Data entries for graphics –

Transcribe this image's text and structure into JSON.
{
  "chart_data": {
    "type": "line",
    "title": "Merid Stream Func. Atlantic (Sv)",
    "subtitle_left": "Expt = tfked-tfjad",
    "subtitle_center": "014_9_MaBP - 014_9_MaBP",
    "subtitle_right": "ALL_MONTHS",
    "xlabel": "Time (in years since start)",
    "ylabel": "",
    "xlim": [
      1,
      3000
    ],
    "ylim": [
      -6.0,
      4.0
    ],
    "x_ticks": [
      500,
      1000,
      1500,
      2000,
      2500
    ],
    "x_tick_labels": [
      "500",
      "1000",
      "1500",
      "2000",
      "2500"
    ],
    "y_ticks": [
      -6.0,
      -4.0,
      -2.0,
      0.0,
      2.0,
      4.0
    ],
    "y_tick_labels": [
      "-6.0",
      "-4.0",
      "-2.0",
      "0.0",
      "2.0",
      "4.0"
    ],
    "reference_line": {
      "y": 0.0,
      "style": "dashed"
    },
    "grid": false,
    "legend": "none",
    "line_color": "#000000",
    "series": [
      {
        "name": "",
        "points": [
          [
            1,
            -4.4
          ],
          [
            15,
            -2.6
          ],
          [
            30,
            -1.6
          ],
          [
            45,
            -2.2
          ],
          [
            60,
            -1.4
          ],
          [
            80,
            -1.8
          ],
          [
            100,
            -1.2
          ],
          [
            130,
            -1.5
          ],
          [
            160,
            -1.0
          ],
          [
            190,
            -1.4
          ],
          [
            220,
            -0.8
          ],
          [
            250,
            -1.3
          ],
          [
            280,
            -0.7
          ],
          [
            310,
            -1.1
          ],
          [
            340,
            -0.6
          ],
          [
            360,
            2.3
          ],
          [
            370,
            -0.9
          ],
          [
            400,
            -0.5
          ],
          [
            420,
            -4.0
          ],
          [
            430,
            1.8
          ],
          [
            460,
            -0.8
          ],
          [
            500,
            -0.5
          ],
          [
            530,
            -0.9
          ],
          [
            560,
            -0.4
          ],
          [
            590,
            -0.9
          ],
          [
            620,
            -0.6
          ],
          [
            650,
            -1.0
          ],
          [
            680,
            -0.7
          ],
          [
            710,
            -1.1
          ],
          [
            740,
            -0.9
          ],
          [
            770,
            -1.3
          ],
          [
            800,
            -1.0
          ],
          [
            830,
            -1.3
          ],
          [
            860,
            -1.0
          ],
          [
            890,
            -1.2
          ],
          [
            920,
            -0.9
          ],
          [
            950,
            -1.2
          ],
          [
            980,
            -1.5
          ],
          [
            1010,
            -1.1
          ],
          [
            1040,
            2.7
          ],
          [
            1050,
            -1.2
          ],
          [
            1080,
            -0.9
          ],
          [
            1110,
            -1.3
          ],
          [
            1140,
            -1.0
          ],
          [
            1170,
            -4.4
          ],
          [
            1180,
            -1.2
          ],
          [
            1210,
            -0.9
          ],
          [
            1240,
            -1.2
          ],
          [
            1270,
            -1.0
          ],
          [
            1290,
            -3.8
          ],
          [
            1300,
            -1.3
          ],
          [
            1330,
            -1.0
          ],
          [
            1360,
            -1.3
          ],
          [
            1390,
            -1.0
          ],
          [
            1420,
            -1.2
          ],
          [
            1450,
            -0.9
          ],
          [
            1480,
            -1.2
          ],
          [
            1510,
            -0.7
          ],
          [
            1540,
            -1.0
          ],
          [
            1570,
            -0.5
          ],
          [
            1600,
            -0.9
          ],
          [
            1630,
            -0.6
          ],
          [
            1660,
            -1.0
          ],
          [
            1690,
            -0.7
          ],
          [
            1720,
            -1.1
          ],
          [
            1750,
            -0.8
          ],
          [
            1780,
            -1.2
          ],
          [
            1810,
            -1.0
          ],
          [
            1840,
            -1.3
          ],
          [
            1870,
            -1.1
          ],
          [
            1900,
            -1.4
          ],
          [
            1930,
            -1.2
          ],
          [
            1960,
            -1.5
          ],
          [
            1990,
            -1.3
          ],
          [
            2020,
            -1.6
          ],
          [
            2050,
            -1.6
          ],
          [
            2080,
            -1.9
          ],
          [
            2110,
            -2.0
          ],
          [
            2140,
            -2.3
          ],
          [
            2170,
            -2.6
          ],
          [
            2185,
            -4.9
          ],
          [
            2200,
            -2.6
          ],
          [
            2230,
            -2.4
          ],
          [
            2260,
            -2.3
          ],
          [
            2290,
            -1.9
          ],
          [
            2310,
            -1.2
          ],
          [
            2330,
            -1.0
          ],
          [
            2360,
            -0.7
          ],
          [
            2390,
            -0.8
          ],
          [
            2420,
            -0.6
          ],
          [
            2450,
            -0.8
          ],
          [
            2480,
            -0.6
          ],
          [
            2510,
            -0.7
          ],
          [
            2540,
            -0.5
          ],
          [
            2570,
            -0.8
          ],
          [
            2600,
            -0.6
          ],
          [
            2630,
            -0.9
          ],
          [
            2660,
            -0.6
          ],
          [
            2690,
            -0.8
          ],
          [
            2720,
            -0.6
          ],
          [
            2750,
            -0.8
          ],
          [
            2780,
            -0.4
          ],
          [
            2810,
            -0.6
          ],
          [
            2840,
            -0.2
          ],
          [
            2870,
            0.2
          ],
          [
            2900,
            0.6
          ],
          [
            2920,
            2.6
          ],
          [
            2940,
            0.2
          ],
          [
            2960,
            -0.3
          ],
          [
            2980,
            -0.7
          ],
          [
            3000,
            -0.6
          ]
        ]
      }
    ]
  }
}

TASK PROMPT –
Repeat every record, keeping each word and mark exactly as it is.

OUTPUT OF THE TASK –
Transcribe this image's text and structure into JSON.
{
  "chart_data": {
    "type": "line",
    "title": "Merid Stream Func. Atlantic (Sv)",
    "subtitle_left": "Expt = tfked-tfjad",
    "subtitle_center": "014_9_MaBP - 014_9_MaBP",
    "subtitle_right": "ALL_MONTHS",
    "xlabel": "Time (in years since start)",
    "ylabel": "",
    "xlim": [
      1,
      3000
    ],
    "ylim": [
      -6.0,
      4.0
    ],
    "x_ticks": [
      500,
      1000,
      1500,
      2000,
      2500
    ],
    "x_tick_labels": [
      "500",
      "1000",
      "1500",
      "2000",
      "2500"
    ],
    "y_ticks": [
      -6.0,
      -4.0,
      -2.0,
      0.0,
      2.0,
      4.0
    ],
    "y_tick_labels": [
      "-6.0",
      "-4.0",
      "-2.0",
      "0.0",
      "2.0",
      "4.0"
    ],
    "reference_line": {
      "y": 0.0,
      "style": "dashed"
    },
    "grid": false,
    "legend": "none",
    "line_color": "#000000",
    "series": [
      {
        "name": "",
        "points": [
          [
            1,
            -4.4
          ],
          [
            15,
            -2.6
          ],
          [
            30,
            -1.6
          ],
          [
            45,
            -2.2
          ],
          [
            60,
            -1.4
          ],
          [
            80,
            -1.8
          ],
          [
            100,
            -1.2
          ],
          [
            130,
            -1.5
          ],
          [
            160,
            -1.0
          ],
          [
            190,
            -1.4
          ],
          [
            220,
            -0.8
          ],
          [
            250,
            -1.3
          ],
          [
            280,
            -0.7
          ],
          [
            310,
            -1.1
          ],
          [
            340,
            -0.6
          ],
          [
            360,
            2.3
          ],
          [
            370,
            -0.9
          ],
          [
            400,
            -0.5
          ],
          [
            420,
            -4.0
          ],
          [
            430,
            1.8
          ],
          [
            460,
            -0.8
          ],
          [
            500,
            -0.5
          ],
          [
            530,
            -0.9
          ],
          [
            560,
            -0.4
          ],
          [
            590,
            -0.9
          ],
          [
            620,
            -0.6
          ],
          [
            650,
            -1.0
          ],
          [
            680,
            -0.7
          ],
          [
            710,
            -1.1
          ],
          [
            740,
            -0.9
          ],
          [
            770,
            -1.3
          ],
          [
            800,
            -1.0
          ],
          [
            830,
            -1.3
          ],
          [
            860,
            -1.0
          ],
          [
            890,
            -1.2
          ],
          [
            920,
            -0.9
          ],
          [
            950,
            -1.2
          ],
          [
            980,
            -1.5
          ],
          [
            1010,
            -1.1
          ],
          [
            1040,
            2.7
          ],
          [
            1050,
            -1.2
          ],
          [
            1080,
            -0.9
          ],
          [
            1110,
            -1.3
          ],
          [
            1140,
            -1.0
          ],
          [
            1170,
            -4.4
          ],
          [
            1180,
            -1.2
          ],
          [
            1210,
            -0.9
          ],
          [
            1240,
            -1.2
          ],
          [
            1270,
            -1.0
          ],
          [
            1290,
            -3.8
          ],
          [
            1300,
            -1.3
          ],
          [
            1330,
            -1.0
          ],
          [
            1360,
            -1.3
          ],
          [
            1390,
            -1.0
          ],
          [
            1420,
            -1.2
          ],
          [
            1450,
            -0.9
          ],
          [
            1480,
            -1.2
          ],
          [
            1510,
            -0.7
          ],
          [
            1540,
            -1.0
          ],
          [
            1570,
            -0.5
          ],
          [
            1600,
            -0.9
          ],
          [
            1630,
            -0.6
          ],
          [
            1660,
            -1.0
          ],
          [
            1690,
            -0.7
          ],
          [
            1720,
            -1.1
          ],
          [
            1750,
            -0.8
          ],
          [
            1780,
            -1.2
          ],
          [
            1810,
            -1.0
          ],
          [
            1840,
            -1.3
          ],
          [
            1870,
            -1.1
          ],
          [
            1900,
            -1.4
          ],
          [
            1930,
            -1.2
          ],
          [
            1960,
            -1.5
          ],
          [
            1990,
            -1.3
          ],
          [
            2020,
            -1.6
          ],
          [
            2050,
            -1.6
          ],
          [
            2080,
            -1.9
          ],
          [
            2110,
            -2.0
          ],
          [
            2140,
            -2.3
          ],
          [
            2170,
            -2.6
          ],
          [
            2185,
            -4.9
          ],
          [
            2200,
            -2.6
          ],
          [
            2230,
            -2.4
          ],
          [
            2260,
            -2.3
          ],
          [
            2290,
            -1.9
          ],
          [
            2310,
            -1.2
          ],
          [
            2330,
            -1.0
          ],
          [
            2360,
            -0.7
          ],
          [
            2390,
            -0.8
          ],
          [
            2420,
            -0.6
          ],
          [
            2450,
            -0.8
          ],
          [
            2480,
            -0.6
          ],
          [
            2510,
            -0.7
          ],
          [
            2540,
            -0.5
          ],
          [
            2570,
            -0.8
          ],
          [
            2600,
            -0.6
          ],
          [
            2630,
            -0.9
          ],
          [
            2660,
            -0.6
          ],
          [
            2690,
            -0.8
          ],
          [
            2720,
            -0.6
          ],
          [
            2750,
            -0.8
          ],
          [
            2780,
            -0.4
          ],
          [
            2810,
            -0.6
          ],
          [
            2840,
            -0.2
          ],
          [
            2870,
            0.2
          ],
          [
            2900,
            0.6
          ],
          [
            2920,
            2.6
          ],
          [
            2940,
            0.2
          ],
          [
            2960,
            -0.3
          ],
          [
            2980,
            -0.7
          ],
          [
            3000,
            -0.6
          ]
        ]
      }
    ]
  }
}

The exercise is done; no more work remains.